[Collection entries]
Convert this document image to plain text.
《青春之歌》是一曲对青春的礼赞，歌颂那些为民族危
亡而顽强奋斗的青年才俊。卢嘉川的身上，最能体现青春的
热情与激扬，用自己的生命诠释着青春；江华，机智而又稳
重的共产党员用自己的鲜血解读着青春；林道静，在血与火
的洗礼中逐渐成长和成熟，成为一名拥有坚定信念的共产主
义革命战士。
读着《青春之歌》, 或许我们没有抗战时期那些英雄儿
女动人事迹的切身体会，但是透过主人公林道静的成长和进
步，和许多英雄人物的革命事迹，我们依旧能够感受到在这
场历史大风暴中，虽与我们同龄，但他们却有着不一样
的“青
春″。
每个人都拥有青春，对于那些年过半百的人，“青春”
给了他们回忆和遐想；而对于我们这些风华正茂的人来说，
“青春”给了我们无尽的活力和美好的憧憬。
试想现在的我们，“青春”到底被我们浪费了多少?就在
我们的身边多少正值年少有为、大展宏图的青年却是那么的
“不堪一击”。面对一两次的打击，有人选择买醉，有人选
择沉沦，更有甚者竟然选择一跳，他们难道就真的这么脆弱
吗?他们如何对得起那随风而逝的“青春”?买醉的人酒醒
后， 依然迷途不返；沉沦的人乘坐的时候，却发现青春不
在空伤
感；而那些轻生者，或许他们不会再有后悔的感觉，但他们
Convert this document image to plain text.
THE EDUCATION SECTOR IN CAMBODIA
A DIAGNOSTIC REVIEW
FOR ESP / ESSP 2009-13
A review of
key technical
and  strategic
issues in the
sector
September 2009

PROBLEM DETAILS: Print all the data exactly.

EXERCISE SOLUTION:
Convert this document image to plain text.
《青春之歌》是一曲对青春的礼赞，歌颂那些为民族危
亡而顽强奋斗的青年才俊。卢嘉川的身上，最能体现青春的
热情与激扬，用自己的生命诠释着青春；江华，机智而又稳
重的共产党员用自己的鲜血解读着青春；林道静，在血与火
的洗礼中逐渐成长和成熟，成为一名拥有坚定信念的共产主
义革命战士。
读着《青春之歌》, 或许我们没有抗战时期那些英雄儿
女动人事迹的切身体会，但是透过主人公林道静的成长和进
步，和许多英雄人物的革命事迹，我们依旧能够感受到在这
场历史大风暴中，虽与我们同龄，但他们却有着不一样
的“青
春″。
每个人都拥有青春，对于那些年过半百的人，“青春”
给了他们回忆和遐想；而对于我们这些风华正茂的人来说，
“青春”给了我们无尽的活力和美好的憧憬。
试想现在的我们，“青春”到底被我们浪费了多少?就在
我们的身边多少正值年少有为、大展宏图的青年却是那么的
“不堪一击”。面对一两次的打击，有人选择买醉，有人选
择沉沦，更有甚者竟然选择一跳，他们难道就真的这么脆弱
吗?他们如何对得起那随风而逝的“青春”?买醉的人酒醒
后， 依然迷途不返；沉沦的人乘坐的时候，却发现青春不
在空伤
感；而那些轻生者，或许他们不会再有后悔的感觉，但他们
Convert this document image to plain text.
THE EDUCATION SECTOR IN CAMBODIA
A DIAGNOSTIC REVIEW
FOR ESP / ESSP 2009-13
A review of
key technical
and  strategic
issues in the
sector
September 2009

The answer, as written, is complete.